___ Material ___
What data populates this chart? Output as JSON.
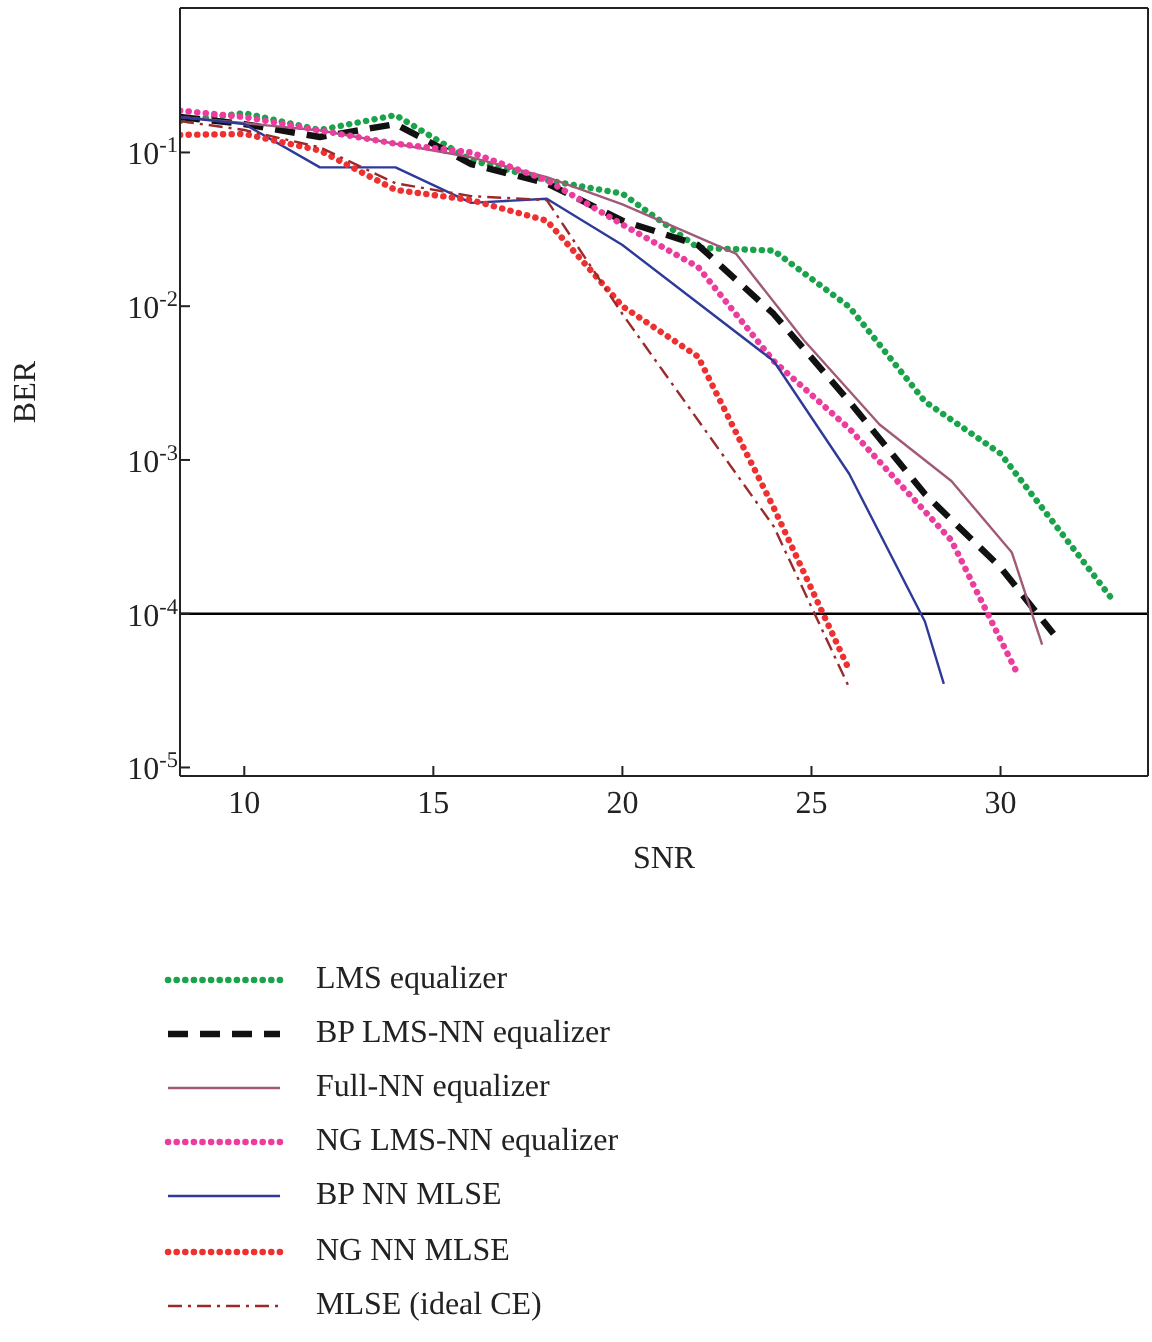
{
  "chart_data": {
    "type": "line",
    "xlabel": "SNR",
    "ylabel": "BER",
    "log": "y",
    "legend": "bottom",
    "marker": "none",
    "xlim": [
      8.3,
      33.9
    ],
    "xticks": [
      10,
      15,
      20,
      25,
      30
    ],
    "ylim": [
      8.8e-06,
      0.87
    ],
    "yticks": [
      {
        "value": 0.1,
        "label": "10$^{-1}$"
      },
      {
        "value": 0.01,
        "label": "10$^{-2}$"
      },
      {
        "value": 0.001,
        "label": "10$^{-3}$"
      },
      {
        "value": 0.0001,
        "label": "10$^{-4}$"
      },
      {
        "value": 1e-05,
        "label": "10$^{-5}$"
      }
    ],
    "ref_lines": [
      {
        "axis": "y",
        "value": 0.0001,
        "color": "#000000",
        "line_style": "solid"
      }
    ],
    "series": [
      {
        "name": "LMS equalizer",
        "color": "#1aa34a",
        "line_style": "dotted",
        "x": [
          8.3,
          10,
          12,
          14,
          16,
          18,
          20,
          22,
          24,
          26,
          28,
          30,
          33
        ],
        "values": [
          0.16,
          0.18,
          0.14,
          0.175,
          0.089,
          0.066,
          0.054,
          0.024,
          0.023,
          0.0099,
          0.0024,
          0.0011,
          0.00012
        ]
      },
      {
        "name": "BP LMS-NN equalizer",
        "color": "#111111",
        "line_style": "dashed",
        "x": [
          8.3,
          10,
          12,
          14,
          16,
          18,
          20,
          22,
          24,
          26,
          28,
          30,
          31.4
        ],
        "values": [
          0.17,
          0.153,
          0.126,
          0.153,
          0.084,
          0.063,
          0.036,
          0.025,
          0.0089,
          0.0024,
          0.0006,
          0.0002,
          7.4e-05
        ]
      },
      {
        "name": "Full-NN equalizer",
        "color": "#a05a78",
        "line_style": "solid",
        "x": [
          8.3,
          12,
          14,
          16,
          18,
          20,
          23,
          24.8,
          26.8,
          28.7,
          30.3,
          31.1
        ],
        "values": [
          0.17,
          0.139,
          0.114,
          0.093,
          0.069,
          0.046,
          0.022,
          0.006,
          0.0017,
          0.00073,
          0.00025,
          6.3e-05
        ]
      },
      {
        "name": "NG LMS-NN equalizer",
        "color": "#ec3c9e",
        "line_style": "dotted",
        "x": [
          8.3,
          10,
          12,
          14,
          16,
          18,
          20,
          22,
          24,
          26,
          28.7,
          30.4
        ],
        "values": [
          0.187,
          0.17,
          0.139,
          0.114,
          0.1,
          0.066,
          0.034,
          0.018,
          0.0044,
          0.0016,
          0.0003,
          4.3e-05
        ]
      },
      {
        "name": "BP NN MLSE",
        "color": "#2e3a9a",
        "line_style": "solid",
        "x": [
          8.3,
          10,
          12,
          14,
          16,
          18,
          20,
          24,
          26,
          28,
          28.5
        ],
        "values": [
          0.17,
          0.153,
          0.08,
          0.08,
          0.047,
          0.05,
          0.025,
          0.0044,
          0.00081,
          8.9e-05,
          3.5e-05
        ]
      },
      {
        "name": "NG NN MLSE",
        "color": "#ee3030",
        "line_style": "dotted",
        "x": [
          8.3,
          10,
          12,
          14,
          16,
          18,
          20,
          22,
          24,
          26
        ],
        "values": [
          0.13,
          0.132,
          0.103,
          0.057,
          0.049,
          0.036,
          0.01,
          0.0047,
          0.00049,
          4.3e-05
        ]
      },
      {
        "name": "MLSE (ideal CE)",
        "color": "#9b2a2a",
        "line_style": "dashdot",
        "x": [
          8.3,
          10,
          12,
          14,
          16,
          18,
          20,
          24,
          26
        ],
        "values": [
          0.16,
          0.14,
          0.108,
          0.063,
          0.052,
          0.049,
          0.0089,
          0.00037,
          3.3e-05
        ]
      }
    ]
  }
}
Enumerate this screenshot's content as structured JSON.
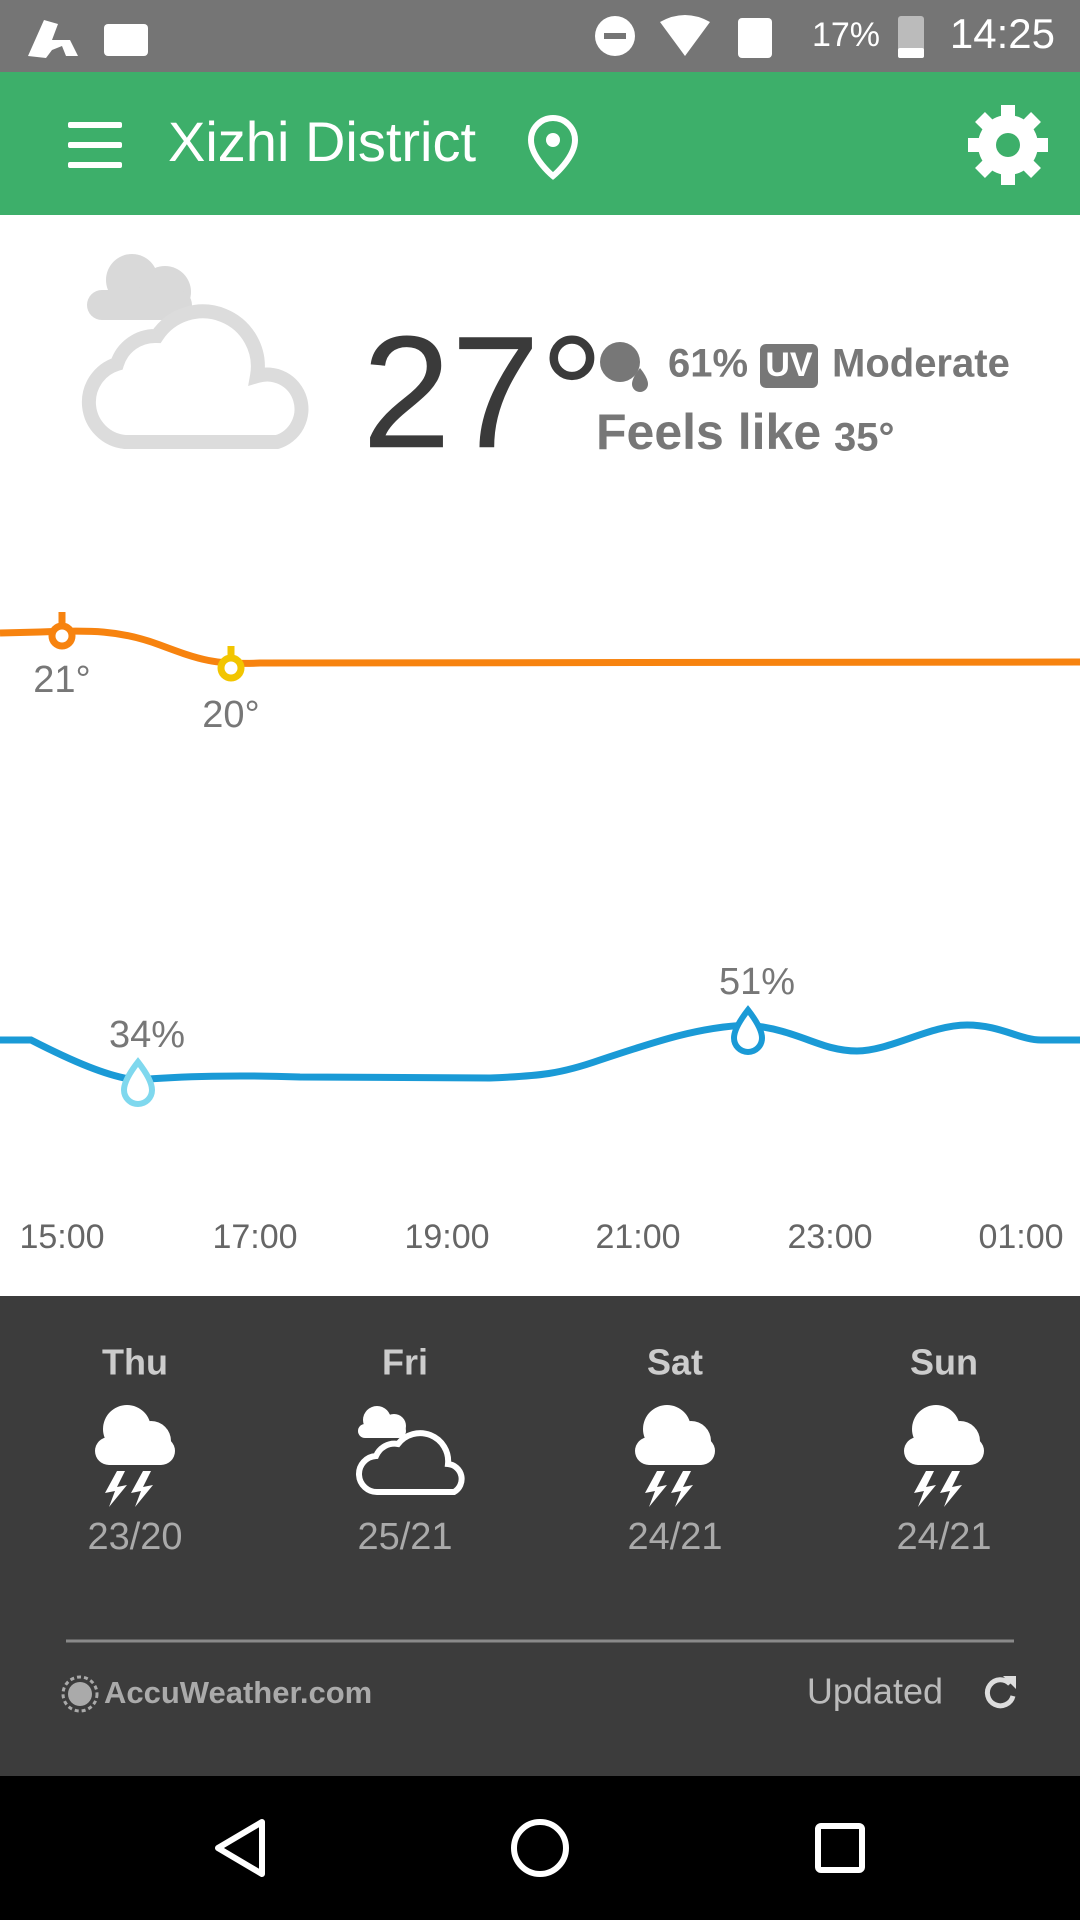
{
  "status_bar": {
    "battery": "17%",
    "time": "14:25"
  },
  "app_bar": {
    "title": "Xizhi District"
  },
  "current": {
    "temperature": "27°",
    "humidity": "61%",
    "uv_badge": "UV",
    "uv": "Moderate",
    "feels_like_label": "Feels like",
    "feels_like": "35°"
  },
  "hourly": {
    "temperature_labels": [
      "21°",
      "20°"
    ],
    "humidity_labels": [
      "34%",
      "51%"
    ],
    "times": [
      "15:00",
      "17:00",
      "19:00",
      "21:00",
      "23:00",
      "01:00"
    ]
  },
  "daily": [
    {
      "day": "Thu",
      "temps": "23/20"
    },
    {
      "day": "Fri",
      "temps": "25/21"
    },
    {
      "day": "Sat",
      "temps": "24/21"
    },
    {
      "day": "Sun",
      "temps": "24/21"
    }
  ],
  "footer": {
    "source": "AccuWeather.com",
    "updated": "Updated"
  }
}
___
- What is required: Skip the pictures and copy exactly the lines from the one containing "Enumerate this screenshot's" through the end of the material, both ends included.

- Result of the exercise:
Enumerate this screenshot's content as structured JSON.
{
  "status_bar": {
    "battery": "17%",
    "time": "14:25"
  },
  "app_bar": {
    "title": "Xizhi District"
  },
  "current": {
    "temperature": "27°",
    "humidity": "61%",
    "uv_badge": "UV",
    "uv": "Moderate",
    "feels_like_label": "Feels like",
    "feels_like": "35°"
  },
  "hourly": {
    "temperature_labels": [
      "21°",
      "20°"
    ],
    "humidity_labels": [
      "34%",
      "51%"
    ],
    "times": [
      "15:00",
      "17:00",
      "19:00",
      "21:00",
      "23:00",
      "01:00"
    ]
  },
  "daily": [
    {
      "day": "Thu",
      "temps": "23/20"
    },
    {
      "day": "Fri",
      "temps": "25/21"
    },
    {
      "day": "Sat",
      "temps": "24/21"
    },
    {
      "day": "Sun",
      "temps": "24/21"
    }
  ],
  "footer": {
    "source": "AccuWeather.com",
    "updated": "Updated"
  }
}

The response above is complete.